-- Task to carry out --
Transcribe the entries below exactly; leave every image out.

-- The data --
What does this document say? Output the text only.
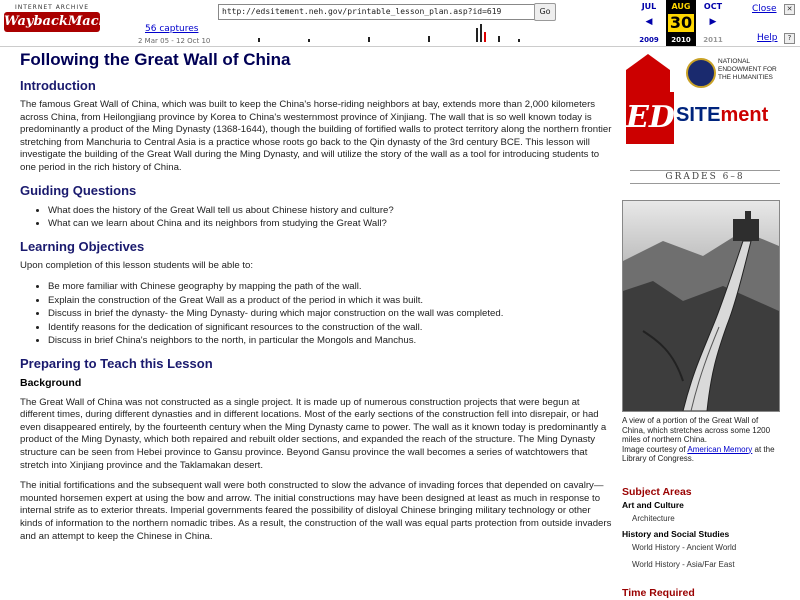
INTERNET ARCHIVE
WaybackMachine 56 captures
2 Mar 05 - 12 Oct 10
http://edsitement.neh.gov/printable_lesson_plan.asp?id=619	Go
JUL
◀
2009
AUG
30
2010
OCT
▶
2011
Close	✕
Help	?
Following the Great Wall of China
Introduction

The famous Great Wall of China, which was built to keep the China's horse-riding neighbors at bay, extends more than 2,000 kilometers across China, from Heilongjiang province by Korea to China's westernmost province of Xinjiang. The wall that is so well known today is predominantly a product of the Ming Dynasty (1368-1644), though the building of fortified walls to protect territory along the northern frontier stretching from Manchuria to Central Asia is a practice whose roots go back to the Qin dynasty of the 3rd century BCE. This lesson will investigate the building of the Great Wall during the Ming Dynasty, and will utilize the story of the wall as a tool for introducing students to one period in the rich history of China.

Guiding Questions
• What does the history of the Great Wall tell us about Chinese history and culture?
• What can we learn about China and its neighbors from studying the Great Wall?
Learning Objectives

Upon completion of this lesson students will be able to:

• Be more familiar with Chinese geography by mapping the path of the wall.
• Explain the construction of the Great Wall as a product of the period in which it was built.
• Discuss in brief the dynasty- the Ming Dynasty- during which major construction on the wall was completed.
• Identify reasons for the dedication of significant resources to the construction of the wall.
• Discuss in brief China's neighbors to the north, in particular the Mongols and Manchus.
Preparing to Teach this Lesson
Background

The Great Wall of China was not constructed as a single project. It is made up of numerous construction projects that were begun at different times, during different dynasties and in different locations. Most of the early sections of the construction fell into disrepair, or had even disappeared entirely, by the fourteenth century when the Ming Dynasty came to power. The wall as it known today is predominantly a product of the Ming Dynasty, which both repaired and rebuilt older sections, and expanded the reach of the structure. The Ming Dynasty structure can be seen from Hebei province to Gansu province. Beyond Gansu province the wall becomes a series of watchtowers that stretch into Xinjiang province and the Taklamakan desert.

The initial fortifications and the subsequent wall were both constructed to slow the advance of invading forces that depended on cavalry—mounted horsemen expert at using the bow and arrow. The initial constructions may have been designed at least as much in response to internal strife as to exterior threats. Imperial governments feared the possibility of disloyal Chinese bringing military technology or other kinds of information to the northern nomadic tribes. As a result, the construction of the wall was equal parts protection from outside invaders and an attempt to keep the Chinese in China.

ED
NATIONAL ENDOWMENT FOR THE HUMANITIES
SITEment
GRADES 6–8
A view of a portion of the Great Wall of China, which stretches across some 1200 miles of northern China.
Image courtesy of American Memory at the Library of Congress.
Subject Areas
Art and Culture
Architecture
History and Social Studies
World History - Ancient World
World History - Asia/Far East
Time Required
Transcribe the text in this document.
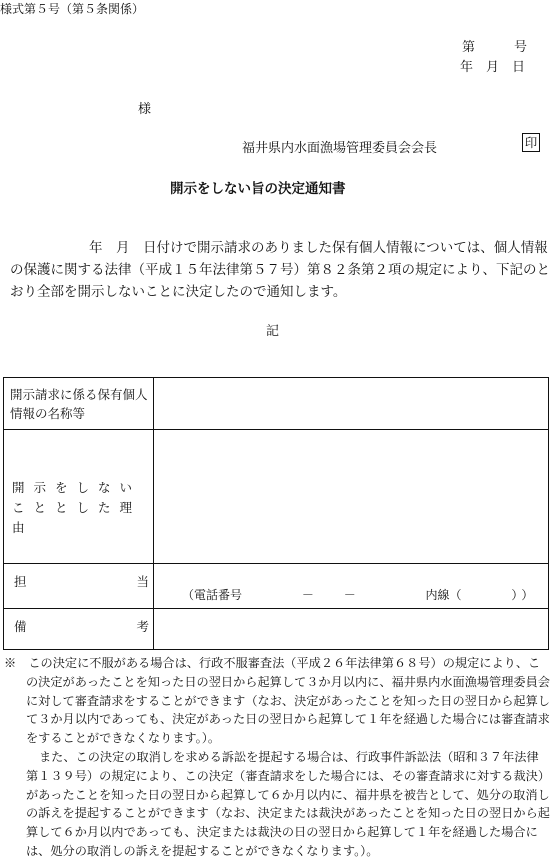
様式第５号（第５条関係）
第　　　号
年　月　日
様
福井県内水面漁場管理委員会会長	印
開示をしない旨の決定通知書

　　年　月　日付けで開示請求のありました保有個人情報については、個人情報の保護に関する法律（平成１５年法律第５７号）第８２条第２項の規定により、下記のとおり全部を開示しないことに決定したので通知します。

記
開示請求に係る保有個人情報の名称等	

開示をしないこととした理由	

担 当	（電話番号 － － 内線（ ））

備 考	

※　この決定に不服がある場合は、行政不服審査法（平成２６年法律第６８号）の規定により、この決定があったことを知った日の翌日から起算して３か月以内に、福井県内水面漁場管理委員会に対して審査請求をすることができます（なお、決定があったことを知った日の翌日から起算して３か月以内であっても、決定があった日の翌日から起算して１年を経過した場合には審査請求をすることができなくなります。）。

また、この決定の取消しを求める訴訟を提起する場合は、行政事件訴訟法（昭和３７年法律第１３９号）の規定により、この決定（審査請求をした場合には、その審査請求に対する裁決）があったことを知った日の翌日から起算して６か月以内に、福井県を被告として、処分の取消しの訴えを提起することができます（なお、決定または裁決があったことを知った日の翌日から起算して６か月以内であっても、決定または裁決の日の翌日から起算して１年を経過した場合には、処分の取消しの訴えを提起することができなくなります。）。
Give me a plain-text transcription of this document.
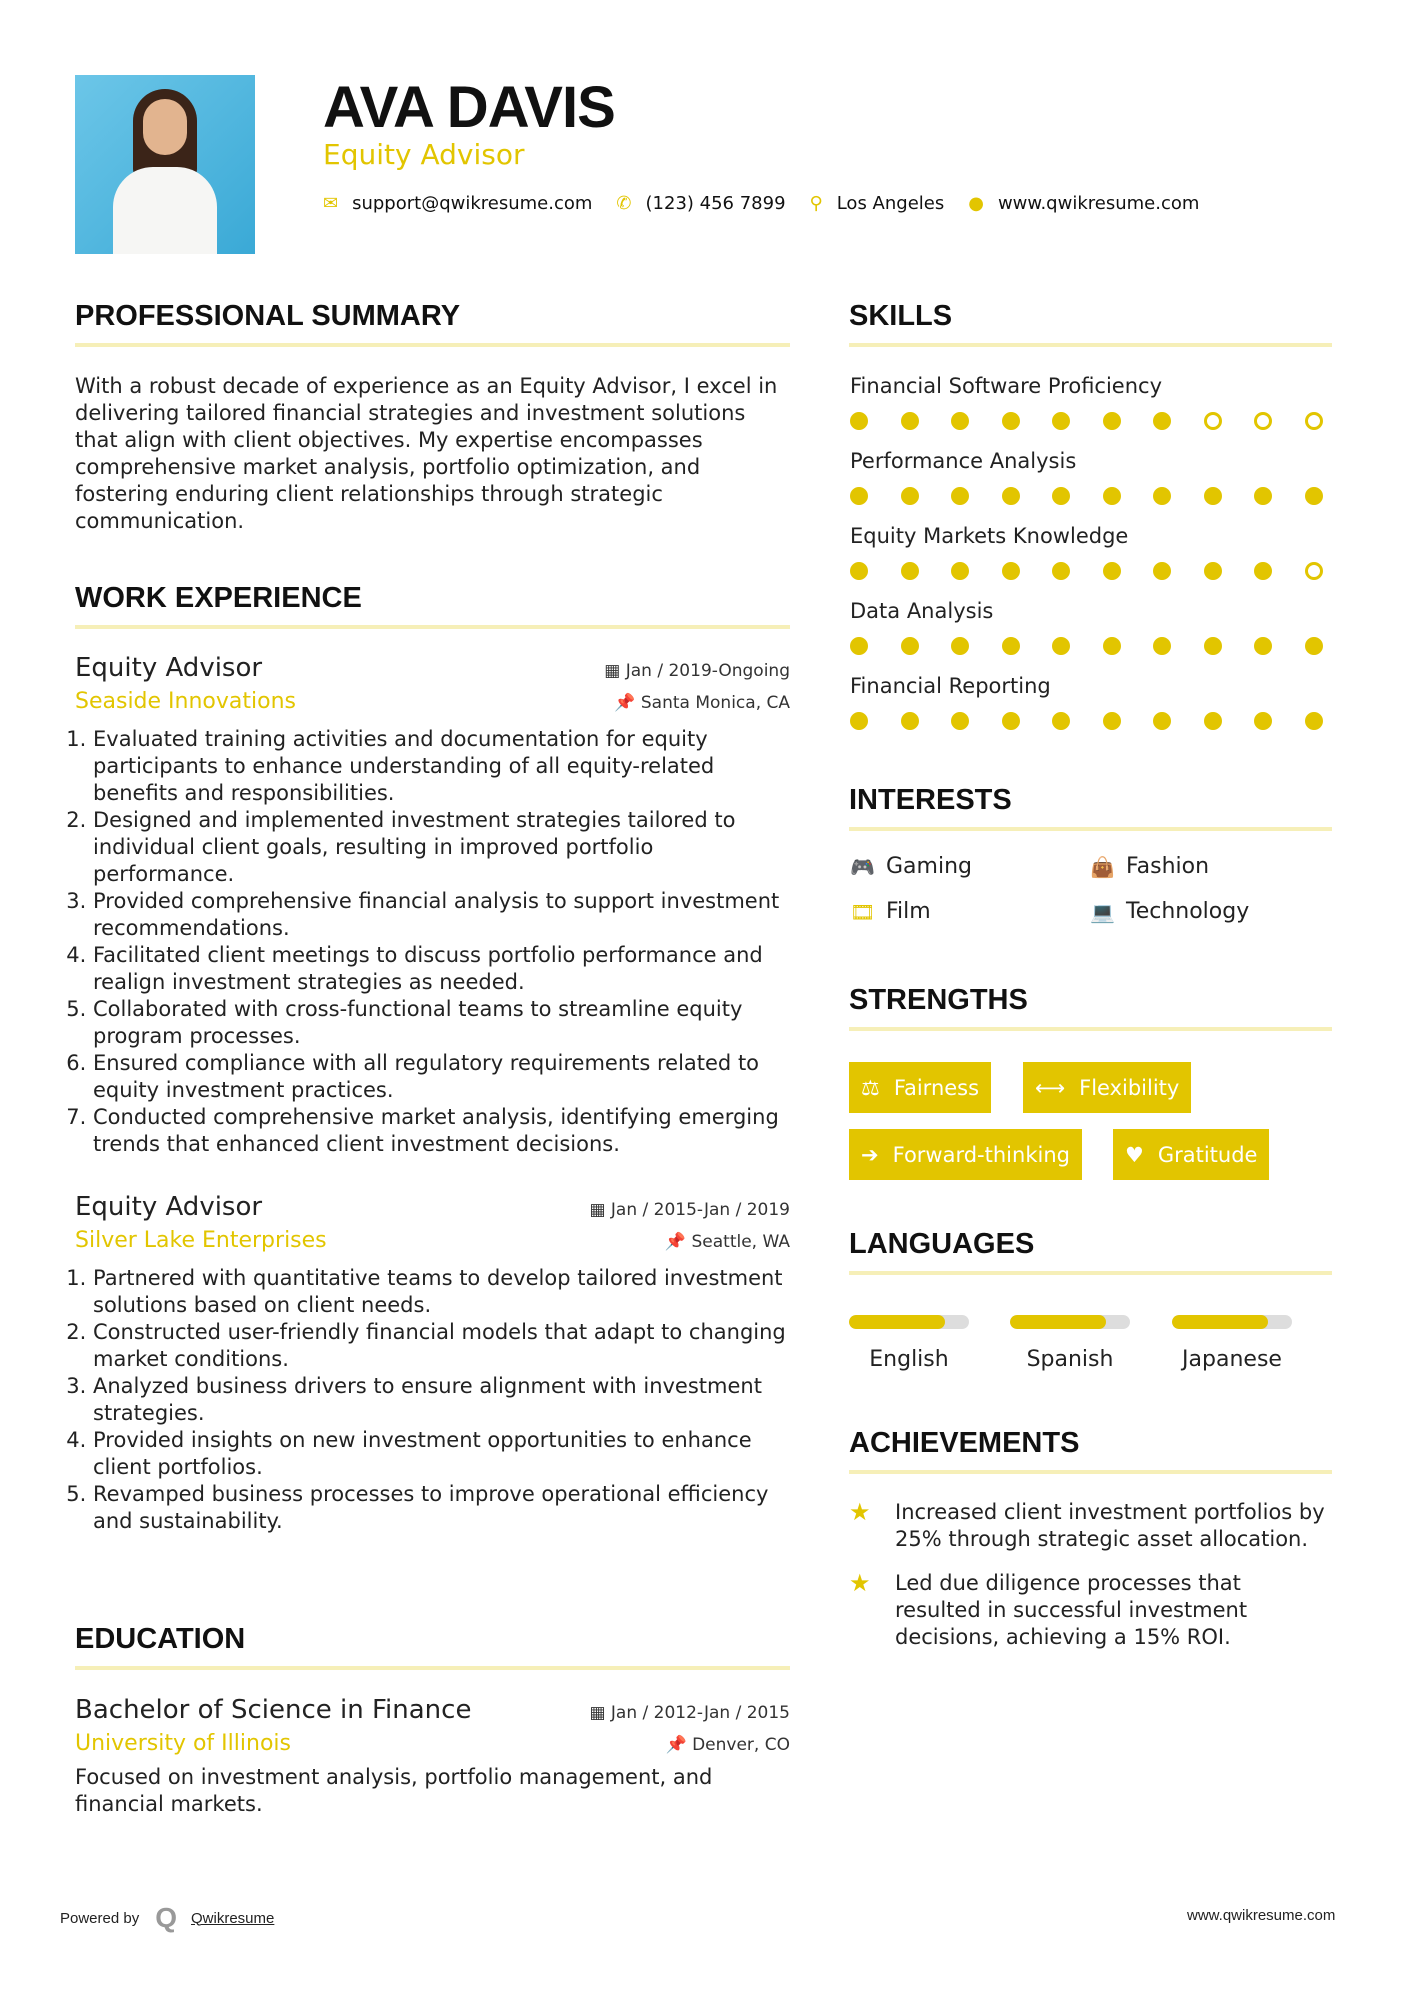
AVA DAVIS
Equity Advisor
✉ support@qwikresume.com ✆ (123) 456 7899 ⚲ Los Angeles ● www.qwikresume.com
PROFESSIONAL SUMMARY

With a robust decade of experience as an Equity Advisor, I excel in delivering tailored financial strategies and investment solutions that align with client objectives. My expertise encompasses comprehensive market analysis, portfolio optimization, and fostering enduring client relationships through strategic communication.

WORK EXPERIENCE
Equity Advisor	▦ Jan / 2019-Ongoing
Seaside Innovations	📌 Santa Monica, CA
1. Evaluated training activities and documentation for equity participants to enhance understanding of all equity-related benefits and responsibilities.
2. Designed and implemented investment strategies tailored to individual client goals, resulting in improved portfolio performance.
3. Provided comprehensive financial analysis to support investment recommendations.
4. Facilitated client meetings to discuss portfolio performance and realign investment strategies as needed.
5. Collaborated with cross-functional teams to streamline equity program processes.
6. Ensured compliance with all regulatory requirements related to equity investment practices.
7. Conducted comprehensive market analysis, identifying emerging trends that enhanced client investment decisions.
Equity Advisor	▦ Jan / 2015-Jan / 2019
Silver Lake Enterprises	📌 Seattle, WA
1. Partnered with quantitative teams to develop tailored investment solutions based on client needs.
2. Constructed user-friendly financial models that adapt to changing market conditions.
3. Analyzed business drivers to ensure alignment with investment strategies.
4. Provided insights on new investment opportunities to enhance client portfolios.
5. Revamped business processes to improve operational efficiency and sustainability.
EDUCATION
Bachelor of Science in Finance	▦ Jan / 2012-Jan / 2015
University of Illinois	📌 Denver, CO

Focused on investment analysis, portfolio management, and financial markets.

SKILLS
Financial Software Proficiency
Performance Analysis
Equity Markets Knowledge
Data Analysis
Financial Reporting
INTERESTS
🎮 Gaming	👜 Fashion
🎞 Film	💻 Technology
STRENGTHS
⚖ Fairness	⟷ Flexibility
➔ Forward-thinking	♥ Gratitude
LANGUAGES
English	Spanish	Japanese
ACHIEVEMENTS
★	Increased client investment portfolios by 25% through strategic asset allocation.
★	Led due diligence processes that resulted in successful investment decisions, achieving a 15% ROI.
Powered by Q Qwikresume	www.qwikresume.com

-- Output of the task --
What does this document say? Output the text only.
INTERNET ARCHIVE
WaybackMachine 56 captures
2 Mar 05 - 12 Oct 10
http://edsitement.neh.gov/printable_lesson_plan.asp?id=619	Go
JUL
◀
2009
AUG
30
2010
OCT
▶
2011
Close	✕
Help	?
Following the Great Wall of China
Introduction

The famous Great Wall of China, which was built to keep the China's horse-riding neighbors at bay, extends more than 2,000 kilometers across China, from Heilongjiang province by Korea to China's westernmost province of Xinjiang. The wall that is so well known today is predominantly a product of the Ming Dynasty (1368-1644), though the building of fortified walls to protect territory along the northern frontier stretching from Manchuria to Central Asia is a practice whose roots go back to the Qin dynasty of the 3rd century BCE. This lesson will investigate the building of the Great Wall during the Ming Dynasty, and will utilize the story of the wall as a tool for introducing students to one period in the rich history of China.

Guiding Questions
• What does the history of the Great Wall tell us about Chinese history and culture?
• What can we learn about China and its neighbors from studying the Great Wall?
Learning Objectives

Upon completion of this lesson students will be able to:

• Be more familiar with Chinese geography by mapping the path of the wall.
• Explain the construction of the Great Wall as a product of the period in which it was built.
• Discuss in brief the dynasty- the Ming Dynasty- during which major construction on the wall was completed.
• Identify reasons for the dedication of significant resources to the construction of the wall.
• Discuss in brief China's neighbors to the north, in particular the Mongols and Manchus.
Preparing to Teach this Lesson
Background

The Great Wall of China was not constructed as a single project. It is made up of numerous construction projects that were begun at different times, during different dynasties and in different locations. Most of the early sections of the construction fell into disrepair, or had even disappeared entirely, by the fourteenth century when the Ming Dynasty came to power. The wall as it known today is predominantly a product of the Ming Dynasty, which both repaired and rebuilt older sections, and expanded the reach of the structure. The Ming Dynasty structure can be seen from Hebei province to Gansu province. Beyond Gansu province the wall becomes a series of watchtowers that stretch into Xinjiang province and the Taklamakan desert.

The initial fortifications and the subsequent wall were both constructed to slow the advance of invading forces that depended on cavalry—mounted horsemen expert at using the bow and arrow. The initial constructions may have been designed at least as much in response to internal strife as to exterior threats. Imperial governments feared the possibility of disloyal Chinese bringing military technology or other kinds of information to the northern nomadic tribes. As a result, the construction of the wall was equal parts protection from outside invaders and an attempt to keep the Chinese in China.

ED
NATIONAL ENDOWMENT FOR THE HUMANITIES
SITEment
GRADES 6–8
A view of a portion of the Great Wall of China, which stretches across some 1200 miles of northern China.
Image courtesy of American Memory at the Library of Congress.
Subject Areas
Art and Culture
Architecture
History and Social Studies
World History - Ancient World
World History - Asia/Far East
Time Required
Transcribe the text in this document.
様式第５号（第５条関係）
第　　　号
年　月　日
様
福井県内水面漁場管理委員会会長	印
開示をしない旨の決定通知書

　　年　月　日付けで開示請求のありました保有個人情報については、個人情報の保護に関する法律（平成１５年法律第５７号）第８２条第２項の規定により、下記のとおり全部を開示しないことに決定したので通知します。

記
開示請求に係る保有個人情報の名称等	

開示をしないこととした理由	

担 当	（電話番号 － － 内線（ ））

備 考	

※　この決定に不服がある場合は、行政不服審査法（平成２６年法律第６８号）の規定により、この決定があったことを知った日の翌日から起算して３か月以内に、福井県内水面漁場管理委員会に対して審査請求をすることができます（なお、決定があったことを知った日の翌日から起算して３か月以内であっても、決定があった日の翌日から起算して１年を経過した場合には審査請求をすることができなくなります。）。

また、この決定の取消しを求める訴訟を提起する場合は、行政事件訴訟法（昭和３７年法律第１３９号）の規定により、この決定（審査請求をした場合には、その審査請求に対する裁決）があったことを知った日の翌日から起算して６か月以内に、福井県を被告として、処分の取消しの訴えを提起することができます（なお、決定または裁決があったことを知った日の翌日から起算して６か月以内であっても、決定または裁決の日の翌日から起算して１年を経過した場合には、処分の取消しの訴えを提起することができなくなります。）。
Give me a plain-text transcription of this document.
AVA DAVIS
Equity Advisor
✉ support@qwikresume.com ✆ (123) 456 7899 ⚲ Los Angeles ● www.qwikresume.com
PROFESSIONAL SUMMARY

With a robust decade of experience as an Equity Advisor, I excel in delivering tailored financial strategies and investment solutions that align with client objectives. My expertise encompasses comprehensive market analysis, portfolio optimization, and fostering enduring client relationships through strategic communication.

WORK EXPERIENCE
Equity Advisor	▦ Jan / 2019-Ongoing
Seaside Innovations	📌 Santa Monica, CA
1. Evaluated training activities and documentation for equity participants to enhance understanding of all equity-related benefits and responsibilities.
2. Designed and implemented investment strategies tailored to individual client goals, resulting in improved portfolio performance.
3. Provided comprehensive financial analysis to support investment recommendations.
4. Facilitated client meetings to discuss portfolio performance and realign investment strategies as needed.
5. Collaborated with cross-functional teams to streamline equity program processes.
6. Ensured compliance with all regulatory requirements related to equity investment practices.
7. Conducted comprehensive market analysis, identifying emerging trends that enhanced client investment decisions.
Equity Advisor	▦ Jan / 2015-Jan / 2019
Silver Lake Enterprises	📌 Seattle, WA
1. Partnered with quantitative teams to develop tailored investment solutions based on client needs.
2. Constructed user-friendly financial models that adapt to changing market conditions.
3. Analyzed business drivers to ensure alignment with investment strategies.
4. Provided insights on new investment opportunities to enhance client portfolios.
5. Revamped business processes to improve operational efficiency and sustainability.
EDUCATION
Bachelor of Science in Finance	▦ Jan / 2012-Jan / 2015
University of Illinois	📌 Denver, CO

Focused on investment analysis, portfolio management, and financial markets.

SKILLS
Financial Software Proficiency
Performance Analysis
Equity Markets Knowledge
Data Analysis
Financial Reporting
INTERESTS
🎮 Gaming	👜 Fashion
🎞 Film	💻 Technology
STRENGTHS
⚖ Fairness	⟷ Flexibility
➔ Forward-thinking	♥ Gratitude
LANGUAGES
English	Spanish	Japanese
ACHIEVEMENTS
★	Increased client investment portfolios by 25% through strategic asset allocation.
★	Led due diligence processes that resulted in successful investment decisions, achieving a 15% ROI.
Powered by Q Qwikresume	www.qwikresume.com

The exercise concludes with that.